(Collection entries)
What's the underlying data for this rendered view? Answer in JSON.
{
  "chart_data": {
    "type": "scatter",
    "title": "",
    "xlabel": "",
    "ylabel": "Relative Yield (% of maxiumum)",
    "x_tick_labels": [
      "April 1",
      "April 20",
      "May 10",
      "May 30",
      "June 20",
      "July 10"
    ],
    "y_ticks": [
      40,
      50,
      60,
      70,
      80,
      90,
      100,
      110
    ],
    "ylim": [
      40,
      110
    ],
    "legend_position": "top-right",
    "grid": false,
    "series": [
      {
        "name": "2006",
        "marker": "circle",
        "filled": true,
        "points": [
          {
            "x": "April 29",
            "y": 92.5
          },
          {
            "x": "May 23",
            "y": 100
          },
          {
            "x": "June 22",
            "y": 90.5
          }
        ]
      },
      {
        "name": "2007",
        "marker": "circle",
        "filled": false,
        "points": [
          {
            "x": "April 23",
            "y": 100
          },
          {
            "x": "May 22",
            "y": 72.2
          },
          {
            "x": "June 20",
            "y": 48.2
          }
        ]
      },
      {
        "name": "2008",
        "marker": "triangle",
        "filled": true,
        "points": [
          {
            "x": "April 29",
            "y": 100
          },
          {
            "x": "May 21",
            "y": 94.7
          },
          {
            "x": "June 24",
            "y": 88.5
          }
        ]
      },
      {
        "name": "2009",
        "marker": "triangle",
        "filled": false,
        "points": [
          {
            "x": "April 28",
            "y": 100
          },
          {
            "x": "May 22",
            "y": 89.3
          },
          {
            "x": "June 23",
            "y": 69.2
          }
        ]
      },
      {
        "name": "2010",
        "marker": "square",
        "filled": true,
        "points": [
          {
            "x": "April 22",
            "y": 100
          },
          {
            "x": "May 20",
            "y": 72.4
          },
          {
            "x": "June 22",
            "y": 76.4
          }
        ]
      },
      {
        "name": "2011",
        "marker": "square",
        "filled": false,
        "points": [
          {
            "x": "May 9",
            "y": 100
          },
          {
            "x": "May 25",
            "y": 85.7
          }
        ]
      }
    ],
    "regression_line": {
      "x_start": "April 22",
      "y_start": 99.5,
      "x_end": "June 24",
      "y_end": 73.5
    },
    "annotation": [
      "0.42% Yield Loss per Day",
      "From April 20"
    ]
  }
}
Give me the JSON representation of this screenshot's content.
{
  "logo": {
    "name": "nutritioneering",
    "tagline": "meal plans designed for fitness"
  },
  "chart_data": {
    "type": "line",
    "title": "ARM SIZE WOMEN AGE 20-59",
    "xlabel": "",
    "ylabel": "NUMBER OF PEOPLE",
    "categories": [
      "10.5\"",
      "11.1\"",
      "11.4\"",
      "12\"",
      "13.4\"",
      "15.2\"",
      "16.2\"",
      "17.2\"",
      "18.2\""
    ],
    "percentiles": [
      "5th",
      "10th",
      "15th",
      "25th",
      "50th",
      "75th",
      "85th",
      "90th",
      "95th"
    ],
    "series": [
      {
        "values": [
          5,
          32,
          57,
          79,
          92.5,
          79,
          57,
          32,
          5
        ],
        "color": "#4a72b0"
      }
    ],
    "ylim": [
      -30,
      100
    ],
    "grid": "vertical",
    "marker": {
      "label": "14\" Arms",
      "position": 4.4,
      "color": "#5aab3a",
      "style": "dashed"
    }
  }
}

## Exercise prompt
Copy out the whole listing exactly; please set it all down.

## Exercise response
What's the underlying data for this rendered view? Answer in JSON.
{
  "chart_data": {
    "type": "scatter",
    "title": "",
    "xlabel": "",
    "ylabel": "Relative Yield (% of maxiumum)",
    "x_tick_labels": [
      "April 1",
      "April 20",
      "May 10",
      "May 30",
      "June 20",
      "July 10"
    ],
    "y_ticks": [
      40,
      50,
      60,
      70,
      80,
      90,
      100,
      110
    ],
    "ylim": [
      40,
      110
    ],
    "legend_position": "top-right",
    "grid": false,
    "series": [
      {
        "name": "2006",
        "marker": "circle",
        "filled": true,
        "points": [
          {
            "x": "April 29",
            "y": 92.5
          },
          {
            "x": "May 23",
            "y": 100
          },
          {
            "x": "June 22",
            "y": 90.5
          }
        ]
      },
      {
        "name": "2007",
        "marker": "circle",
        "filled": false,
        "points": [
          {
            "x": "April 23",
            "y": 100
          },
          {
            "x": "May 22",
            "y": 72.2
          },
          {
            "x": "June 20",
            "y": 48.2
          }
        ]
      },
      {
        "name": "2008",
        "marker": "triangle",
        "filled": true,
        "points": [
          {
            "x": "April 29",
            "y": 100
          },
          {
            "x": "May 21",
            "y": 94.7
          },
          {
            "x": "June 24",
            "y": 88.5
          }
        ]
      },
      {
        "name": "2009",
        "marker": "triangle",
        "filled": false,
        "points": [
          {
            "x": "April 28",
            "y": 100
          },
          {
            "x": "May 22",
            "y": 89.3
          },
          {
            "x": "June 23",
            "y": 69.2
          }
        ]
      },
      {
        "name": "2010",
        "marker": "square",
        "filled": true,
        "points": [
          {
            "x": "April 22",
            "y": 100
          },
          {
            "x": "May 20",
            "y": 72.4
          },
          {
            "x": "June 22",
            "y": 76.4
          }
        ]
      },
      {
        "name": "2011",
        "marker": "square",
        "filled": false,
        "points": [
          {
            "x": "May 9",
            "y": 100
          },
          {
            "x": "May 25",
            "y": 85.7
          }
        ]
      }
    ],
    "regression_line": {
      "x_start": "April 22",
      "y_start": 99.5,
      "x_end": "June 24",
      "y_end": 73.5
    },
    "annotation": [
      "0.42% Yield Loss per Day",
      "From April 20"
    ]
  }
}
Give me the JSON representation of this screenshot's content.
{
  "logo": {
    "name": "nutritioneering",
    "tagline": "meal plans designed for fitness"
  },
  "chart_data": {
    "type": "line",
    "title": "ARM SIZE WOMEN AGE 20-59",
    "xlabel": "",
    "ylabel": "NUMBER OF PEOPLE",
    "categories": [
      "10.5\"",
      "11.1\"",
      "11.4\"",
      "12\"",
      "13.4\"",
      "15.2\"",
      "16.2\"",
      "17.2\"",
      "18.2\""
    ],
    "percentiles": [
      "5th",
      "10th",
      "15th",
      "25th",
      "50th",
      "75th",
      "85th",
      "90th",
      "95th"
    ],
    "series": [
      {
        "values": [
          5,
          32,
          57,
          79,
          92.5,
          79,
          57,
          32,
          5
        ],
        "color": "#4a72b0"
      }
    ],
    "ylim": [
      -30,
      100
    ],
    "grid": "vertical",
    "marker": {
      "label": "14\" Arms",
      "position": 4.4,
      "color": "#5aab3a",
      "style": "dashed"
    }
  }
}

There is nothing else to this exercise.